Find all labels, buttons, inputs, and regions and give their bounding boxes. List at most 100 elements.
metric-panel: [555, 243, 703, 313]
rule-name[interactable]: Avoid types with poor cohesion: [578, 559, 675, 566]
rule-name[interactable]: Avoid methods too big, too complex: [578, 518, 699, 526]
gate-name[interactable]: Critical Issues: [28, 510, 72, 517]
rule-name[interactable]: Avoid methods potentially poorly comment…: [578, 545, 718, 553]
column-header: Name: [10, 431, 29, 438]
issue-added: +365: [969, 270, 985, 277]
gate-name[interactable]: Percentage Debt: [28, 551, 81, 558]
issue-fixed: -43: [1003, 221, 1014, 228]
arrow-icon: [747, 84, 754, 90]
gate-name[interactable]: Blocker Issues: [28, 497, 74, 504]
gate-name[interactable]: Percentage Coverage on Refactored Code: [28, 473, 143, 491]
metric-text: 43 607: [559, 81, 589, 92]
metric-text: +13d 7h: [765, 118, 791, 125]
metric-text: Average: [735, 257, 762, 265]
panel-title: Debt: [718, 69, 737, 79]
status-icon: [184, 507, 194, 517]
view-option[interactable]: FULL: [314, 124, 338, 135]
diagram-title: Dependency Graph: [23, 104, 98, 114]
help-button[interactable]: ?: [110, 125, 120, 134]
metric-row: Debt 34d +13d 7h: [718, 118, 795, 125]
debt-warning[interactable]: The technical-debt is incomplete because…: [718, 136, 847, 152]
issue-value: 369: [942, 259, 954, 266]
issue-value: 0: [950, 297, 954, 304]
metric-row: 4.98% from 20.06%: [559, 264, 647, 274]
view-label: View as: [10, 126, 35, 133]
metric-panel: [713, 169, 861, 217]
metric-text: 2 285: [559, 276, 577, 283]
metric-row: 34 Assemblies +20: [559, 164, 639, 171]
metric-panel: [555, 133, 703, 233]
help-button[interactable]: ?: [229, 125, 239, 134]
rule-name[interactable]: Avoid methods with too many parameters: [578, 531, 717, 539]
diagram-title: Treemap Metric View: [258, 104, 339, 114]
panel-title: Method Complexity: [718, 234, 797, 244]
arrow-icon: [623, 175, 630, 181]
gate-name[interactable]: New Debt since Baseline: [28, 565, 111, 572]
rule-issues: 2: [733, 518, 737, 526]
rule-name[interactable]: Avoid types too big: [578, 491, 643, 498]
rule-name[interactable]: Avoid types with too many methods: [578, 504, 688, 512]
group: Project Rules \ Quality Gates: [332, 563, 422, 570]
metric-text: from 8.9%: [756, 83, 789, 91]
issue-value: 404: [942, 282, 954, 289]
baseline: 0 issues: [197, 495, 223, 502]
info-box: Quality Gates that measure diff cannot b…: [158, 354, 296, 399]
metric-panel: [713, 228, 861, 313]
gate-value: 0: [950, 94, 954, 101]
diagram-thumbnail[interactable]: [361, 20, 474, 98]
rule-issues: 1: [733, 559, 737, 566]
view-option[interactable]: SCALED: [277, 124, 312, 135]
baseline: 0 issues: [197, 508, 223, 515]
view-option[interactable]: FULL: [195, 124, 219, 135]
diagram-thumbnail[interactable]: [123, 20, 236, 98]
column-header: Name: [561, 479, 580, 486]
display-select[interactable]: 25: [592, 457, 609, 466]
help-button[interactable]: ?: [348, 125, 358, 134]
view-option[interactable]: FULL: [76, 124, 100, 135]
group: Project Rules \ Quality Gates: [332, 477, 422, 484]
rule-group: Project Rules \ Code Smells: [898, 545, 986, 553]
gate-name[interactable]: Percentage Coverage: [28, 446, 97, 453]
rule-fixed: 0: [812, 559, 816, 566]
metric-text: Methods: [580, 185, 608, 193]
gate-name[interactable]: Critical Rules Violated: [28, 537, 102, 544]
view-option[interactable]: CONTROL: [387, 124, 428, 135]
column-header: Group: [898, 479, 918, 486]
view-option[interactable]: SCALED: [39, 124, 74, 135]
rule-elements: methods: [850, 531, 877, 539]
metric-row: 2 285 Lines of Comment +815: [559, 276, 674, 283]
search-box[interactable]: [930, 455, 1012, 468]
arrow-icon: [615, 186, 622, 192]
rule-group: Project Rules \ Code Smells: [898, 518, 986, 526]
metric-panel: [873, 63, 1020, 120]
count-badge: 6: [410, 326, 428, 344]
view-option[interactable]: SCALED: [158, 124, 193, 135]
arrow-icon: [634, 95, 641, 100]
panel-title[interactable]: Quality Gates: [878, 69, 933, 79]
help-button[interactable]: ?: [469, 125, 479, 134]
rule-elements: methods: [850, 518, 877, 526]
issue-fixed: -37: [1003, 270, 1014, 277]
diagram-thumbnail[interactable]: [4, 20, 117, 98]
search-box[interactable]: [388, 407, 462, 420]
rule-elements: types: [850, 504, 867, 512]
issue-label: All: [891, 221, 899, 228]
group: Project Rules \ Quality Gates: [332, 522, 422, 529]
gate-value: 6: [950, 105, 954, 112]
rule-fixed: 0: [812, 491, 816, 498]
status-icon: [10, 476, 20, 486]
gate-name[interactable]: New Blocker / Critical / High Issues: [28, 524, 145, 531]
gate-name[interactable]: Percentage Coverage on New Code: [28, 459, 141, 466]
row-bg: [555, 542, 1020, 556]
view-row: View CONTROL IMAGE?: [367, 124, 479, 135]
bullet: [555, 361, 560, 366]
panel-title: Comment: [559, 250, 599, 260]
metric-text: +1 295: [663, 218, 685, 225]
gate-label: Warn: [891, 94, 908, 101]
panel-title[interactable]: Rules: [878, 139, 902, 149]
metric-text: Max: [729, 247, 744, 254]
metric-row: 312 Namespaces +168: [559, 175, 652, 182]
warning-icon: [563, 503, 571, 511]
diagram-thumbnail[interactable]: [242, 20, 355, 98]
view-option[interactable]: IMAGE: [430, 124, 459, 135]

_Aim_:
Please rewrite all the entries above as a JSON list of strings, with one string for each line and blank lines left out.

_Expected answer_:
[
  "Find all labels, buttons, inputs, and regions and give their bounding boxes. List at most 100 elements.",
  "metric-panel: [555, 243, 703, 313]",
  "rule-name[interactable]: Avoid types with poor cohesion: [578, 559, 675, 566]",
  "rule-name[interactable]: Avoid methods too big, too complex: [578, 518, 699, 526]",
  "gate-name[interactable]: Critical Issues: [28, 510, 72, 517]",
  "rule-name[interactable]: Avoid methods potentially poorly comment…: [578, 545, 718, 553]",
  "column-header: Name: [10, 431, 29, 438]",
  "issue-added: +365: [969, 270, 985, 277]",
  "gate-name[interactable]: Percentage Debt: [28, 551, 81, 558]",
  "issue-fixed: -43: [1003, 221, 1014, 228]",
  "arrow-icon: [747, 84, 754, 90]",
  "gate-name[interactable]: Blocker Issues: [28, 497, 74, 504]",
  "gate-name[interactable]: Percentage Coverage on Refactored Code: [28, 473, 143, 491]",
  "metric-text: 43 607: [559, 81, 589, 92]",
  "metric-text: +13d 7h: [765, 118, 791, 125]",
  "metric-text: Average: [735, 257, 762, 265]",
  "panel-title: Debt: [718, 69, 737, 79]",
  "status-icon: [184, 507, 194, 517]",
  "view-option[interactable]: FULL: [314, 124, 338, 135]",
  "diagram-title: Dependency Graph: [23, 104, 98, 114]",
  "help-button[interactable]: ?: [110, 125, 120, 134]",
  "metric-row: Debt 34d +13d 7h: [718, 118, 795, 125]",
  "debt-warning[interactable]: The technical-debt is incomplete because…: [718, 136, 847, 152]",
  "issue-value: 369: [942, 259, 954, 266]",
  "issue-value: 0: [950, 297, 954, 304]",
  "metric-row: 4.98% from 20.06%: [559, 264, 647, 274]",
  "view-label: View as: [10, 126, 35, 133]",
  "metric-panel: [713, 169, 861, 217]",
  "metric-text: 2 285: [559, 276, 577, 283]",
  "metric-row: 34 Assemblies +20: [559, 164, 639, 171]",
  "metric-panel: [555, 133, 703, 233]",
  "help-button[interactable]: ?: [229, 125, 239, 134]",
  "rule-name[interactable]: Avoid methods with too many parameters: [578, 531, 717, 539]",
  "diagram-title: Treemap Metric View: [258, 104, 339, 114]",
  "panel-title: Method Complexity: [718, 234, 797, 244]",
  "arrow-icon: [623, 175, 630, 181]",
  "gate-name[interactable]: New Debt since Baseline: [28, 565, 111, 572]",
  "rule-issues: 2: [733, 518, 737, 526]",
  "rule-name[interactable]: Avoid types too big: [578, 491, 643, 498]",
  "rule-name[interactable]: Avoid types with too many methods: [578, 504, 688, 512]",
  "group: Project Rules \\ Quality Gates: [332, 563, 422, 570]",
  "metric-text: from 8.9%: [756, 83, 789, 91]",
  "issue-value: 404: [942, 282, 954, 289]",
  "baseline: 0 issues: [197, 495, 223, 502]",
  "info-box: Quality Gates that measure diff cannot b…: [158, 354, 296, 399]",
  "metric-panel: [713, 228, 861, 313]",
  "gate-value: 0: [950, 94, 954, 101]",
  "diagram-thumbnail[interactable]: [361, 20, 474, 98]",
  "rule-issues: 1: [733, 559, 737, 566]",
  "view-option[interactable]: SCALED: [277, 124, 312, 135]",
  "baseline: 0 issues: [197, 508, 223, 515]",
  "view-option[interactable]: FULL: [195, 124, 219, 135]",
  "diagram-thumbnail[interactable]: [123, 20, 236, 98]",
  "column-header: Name: [561, 479, 580, 486]",
  "display-select[interactable]: 25: [592, 457, 609, 466]",
  "help-button[interactable]: ?: [348, 125, 358, 134]",
  "view-option[interactable]: FULL: [76, 124, 100, 135]",
  "group: Project Rules \\ Quality Gates: [332, 477, 422, 484]",
  "rule-group: Project Rules \\ Code Smells: [898, 545, 986, 553]",
  "gate-name[interactable]: Percentage Coverage: [28, 446, 97, 453]",
  "rule-fixed: 0: [812, 559, 816, 566]",
  "metric-text: Methods: [580, 185, 608, 193]",
  "gate-name[interactable]: Critical Rules Violated: [28, 537, 102, 544]",
  "view-option[interactable]: CONTROL: [387, 124, 428, 135]",
  "column-header: Group: [898, 479, 918, 486]",
  "view-option[interactable]: SCALED: [39, 124, 74, 135]",
  "rule-elements: methods: [850, 531, 877, 539]",
  "metric-row: 2 285 Lines of Comment +815: [559, 276, 674, 283]",
  "search-box[interactable]: [930, 455, 1012, 468]",
  "arrow-icon: [615, 186, 622, 192]",
  "rule-group: Project Rules \\ Code Smells: [898, 518, 986, 526]",
  "metric-panel: [873, 63, 1020, 120]",
  "count-badge: 6: [410, 326, 428, 344]",
  "view-option[interactable]: SCALED: [158, 124, 193, 135]",
  "arrow-icon: [634, 95, 641, 100]",
  "panel-title[interactable]: Quality Gates: [878, 69, 933, 79]",
  "help-button[interactable]: ?: [469, 125, 479, 134]",
  "rule-elements: methods: [850, 518, 877, 526]",
  "issue-fixed: -37: [1003, 270, 1014, 277]",
  "diagram-thumbnail[interactable]: [4, 20, 117, 98]",
  "search-box[interactable]: [388, 407, 462, 420]",
  "rule-elements: types: [850, 504, 867, 512]",
  "issue-label: All: [891, 221, 899, 228]",
  "group: Project Rules \\ Quality Gates: [332, 522, 422, 529]",
  "gate-value: 6: [950, 105, 954, 112]",
  "rule-fixed: 0: [812, 491, 816, 498]",
  "status-icon: [10, 476, 20, 486]",
  "gate-name[interactable]: New Blocker / Critical / High Issues: [28, 524, 145, 531]",
  "gate-name[interactable]: Percentage Coverage on New Code: [28, 459, 141, 466]",
  "row-bg: [555, 542, 1020, 556]",
  "view-row: View CONTROL IMAGE?: [367, 124, 479, 135]",
  "bullet: [555, 361, 560, 366]",
  "panel-title: Comment: [559, 250, 599, 260]",
  "metric-text: +1 295: [663, 218, 685, 225]",
  "gate-label: Warn: [891, 94, 908, 101]",
  "panel-title[interactable]: Rules: [878, 139, 902, 149]",
  "metric-text: Max: [729, 247, 744, 254]",
  "metric-row: 312 Namespaces +168: [559, 175, 652, 182]",
  "warning-icon: [563, 503, 571, 511]",
  "diagram-thumbnail[interactable]: [242, 20, 355, 98]",
  "view-option[interactable]: IMAGE: [430, 124, 459, 135]"
]